GIVEN EXERCISE
Every line below that mentions the word "пчелами" should be copied out.

::: INPUT RECORDS :::

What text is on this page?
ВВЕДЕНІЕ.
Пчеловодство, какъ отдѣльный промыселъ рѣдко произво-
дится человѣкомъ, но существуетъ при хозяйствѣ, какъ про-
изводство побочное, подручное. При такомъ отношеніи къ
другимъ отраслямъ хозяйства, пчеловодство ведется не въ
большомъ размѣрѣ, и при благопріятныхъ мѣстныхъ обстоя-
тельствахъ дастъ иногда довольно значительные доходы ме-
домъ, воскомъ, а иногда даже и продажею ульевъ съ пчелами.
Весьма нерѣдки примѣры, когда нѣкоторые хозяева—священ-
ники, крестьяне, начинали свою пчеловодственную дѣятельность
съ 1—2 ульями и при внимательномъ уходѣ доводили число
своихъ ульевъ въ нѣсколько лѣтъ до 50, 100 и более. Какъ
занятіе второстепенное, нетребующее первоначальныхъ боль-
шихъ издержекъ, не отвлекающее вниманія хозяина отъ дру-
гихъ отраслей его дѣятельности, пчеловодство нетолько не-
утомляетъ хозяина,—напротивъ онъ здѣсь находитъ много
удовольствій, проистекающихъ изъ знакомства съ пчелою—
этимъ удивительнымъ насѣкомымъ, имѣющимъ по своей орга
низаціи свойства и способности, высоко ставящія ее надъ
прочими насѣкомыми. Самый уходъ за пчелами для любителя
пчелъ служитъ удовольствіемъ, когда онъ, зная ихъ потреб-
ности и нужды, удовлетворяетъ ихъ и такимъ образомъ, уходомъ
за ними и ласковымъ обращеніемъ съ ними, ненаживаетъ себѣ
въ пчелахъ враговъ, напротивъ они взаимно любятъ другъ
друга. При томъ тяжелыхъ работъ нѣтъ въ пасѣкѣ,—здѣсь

:::

EXERCISE RESULT
домъ, воскомъ, а иногда даже и продажею ульевъ съ пчелами.
прочими насѣкомыми. Самый уходъ за пчелами для любителя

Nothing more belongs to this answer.